Records from a collection of figures:
++++++++++

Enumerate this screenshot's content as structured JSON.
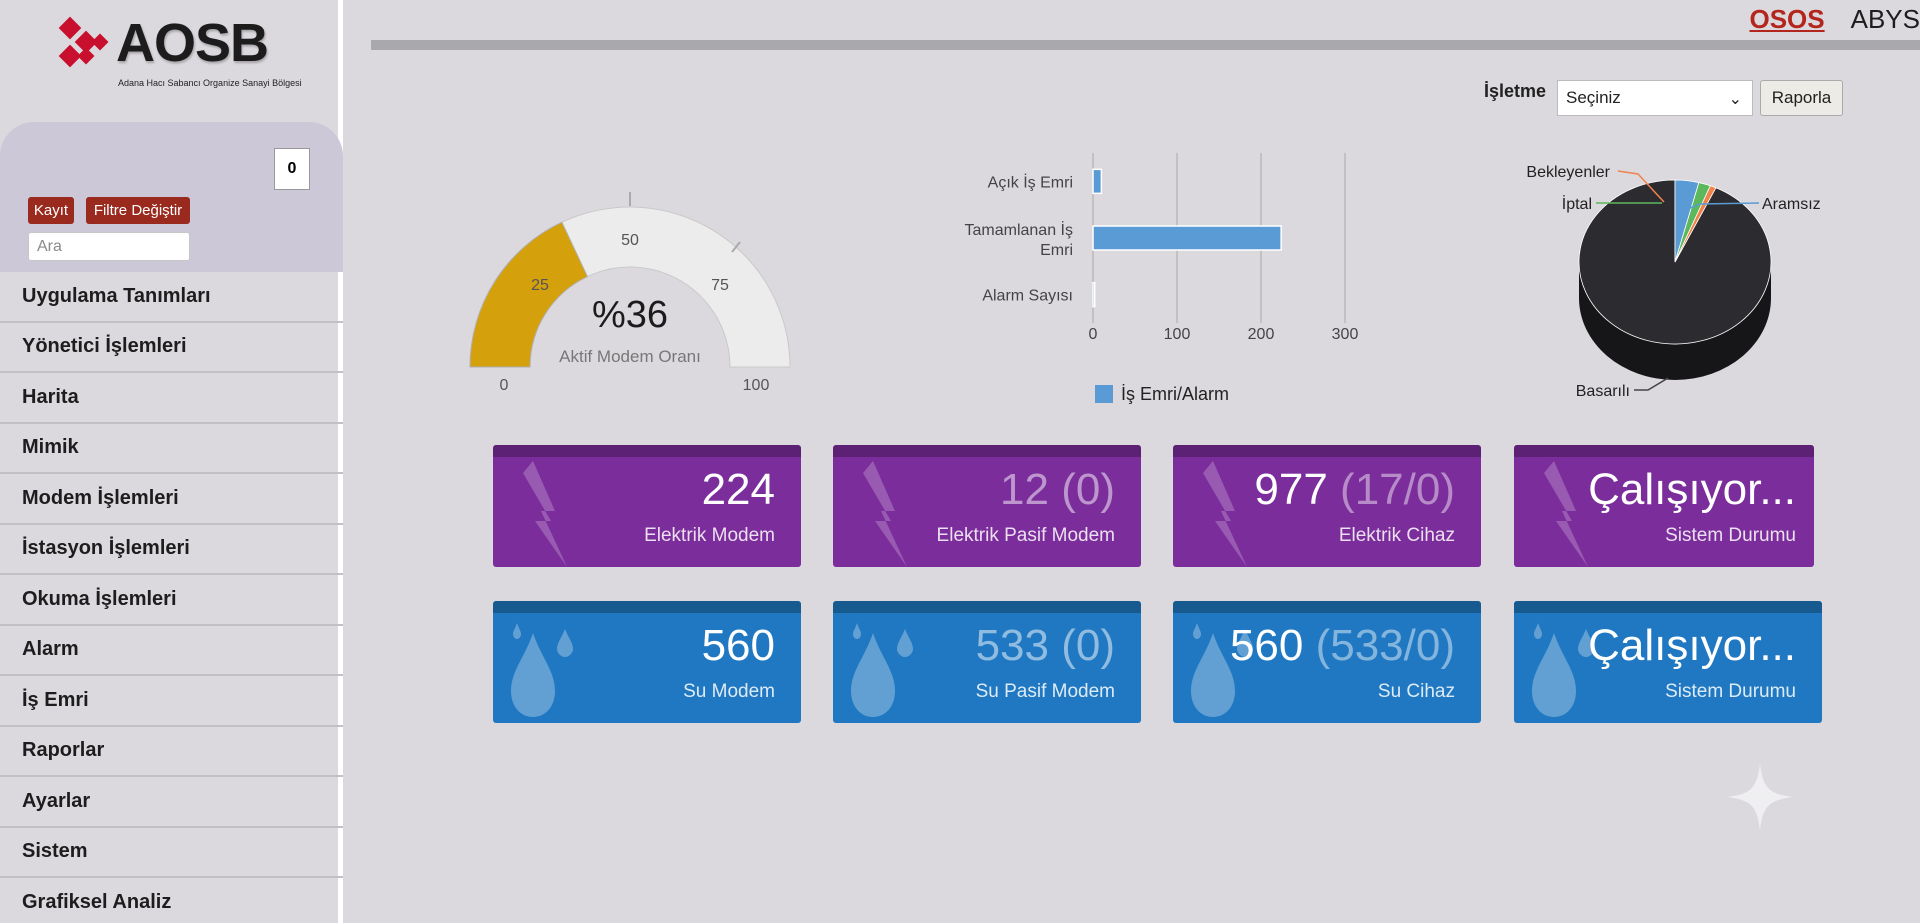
{
  "logo": {
    "name": "AOSB",
    "subtitle": "Adana Hacı Sabancı Organize Sanayi Bölgesi"
  },
  "filter": {
    "count": "0",
    "kayit_label": "Kayıt",
    "filtre_label": "Filtre Değiştir",
    "search_placeholder": "Ara"
  },
  "menu": [
    "Uygulama Tanımları",
    "Yönetici İşlemleri",
    "Harita",
    "Mimik",
    "Modem İşlemleri",
    "İstasyon İşlemleri",
    "Okuma İşlemleri",
    "Alarm",
    "İş Emri",
    "Raporlar",
    "Ayarlar",
    "Sistem",
    "Grafiksel Analiz"
  ],
  "top_nav": {
    "osos": "OSOS",
    "abys": "ABYS"
  },
  "isletme": {
    "label": "İşletme",
    "selected": "Seçiniz",
    "report_button": "Raporla"
  },
  "gauge": {
    "value_label": "%36",
    "caption": "Aktif Modem Oranı",
    "value": 36,
    "min": 0,
    "max": 100,
    "ticks": [
      "0",
      "25",
      "50",
      "75",
      "100"
    ],
    "fill_color": "#d4a00b",
    "track_color": "#ececec"
  },
  "chart_data": [
    {
      "type": "bar",
      "orientation": "horizontal",
      "categories": [
        "Açık İş Emri",
        "Tamamlanan İş Emri",
        "Alarm Sayısı"
      ],
      "series": [
        {
          "name": "İş Emri/Alarm",
          "values": [
            10,
            224,
            2
          ]
        }
      ],
      "xlim": [
        0,
        300
      ],
      "xticks": [
        "0",
        "100",
        "200",
        "300"
      ],
      "grid": true,
      "legend": "bottom",
      "color": "#5b9bd5"
    },
    {
      "type": "pie",
      "categories": [
        "Basarılı",
        "Aramsız",
        "İptal",
        "Bekleyenler"
      ],
      "values": [
        93,
        4,
        2,
        1
      ],
      "colors": [
        "#2c2c30",
        "#5b9bd5",
        "#5cb85c",
        "#f0834c"
      ],
      "legend": "callout-labels"
    }
  ],
  "tiles": {
    "electric": [
      {
        "value": "224",
        "extra": "",
        "label": "Elektrik Modem",
        "dim": false
      },
      {
        "value": "12 (0)",
        "extra": "",
        "label": "Elektrik Pasif Modem",
        "dim": true
      },
      {
        "value": "977",
        "extra": " (17/0)",
        "label": "Elektrik Cihaz",
        "dim": false
      },
      {
        "value": "Çalışıyor...",
        "extra": "",
        "label": "Sistem Durumu",
        "dim": false
      }
    ],
    "water": [
      {
        "value": "560",
        "extra": "",
        "label": "Su Modem",
        "dim": false
      },
      {
        "value": "533 (0)",
        "extra": "",
        "label": "Su Pasif Modem",
        "dim": true
      },
      {
        "value": "560",
        "extra": " (533/0)",
        "label": "Su Cihaz",
        "dim": false
      },
      {
        "value": "Çalışıyor...",
        "extra": "",
        "label": "Sistem Durumu",
        "dim": false
      }
    ]
  }
}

++++++++++

Requirement:
Where a line holds "İşlemleri", copy it out.

Answer to this exercise:
    "Yönetici İşlemleri",
    "Modem İşlemleri",
    "İstasyon İşlemleri",
    "Okuma İşlemleri",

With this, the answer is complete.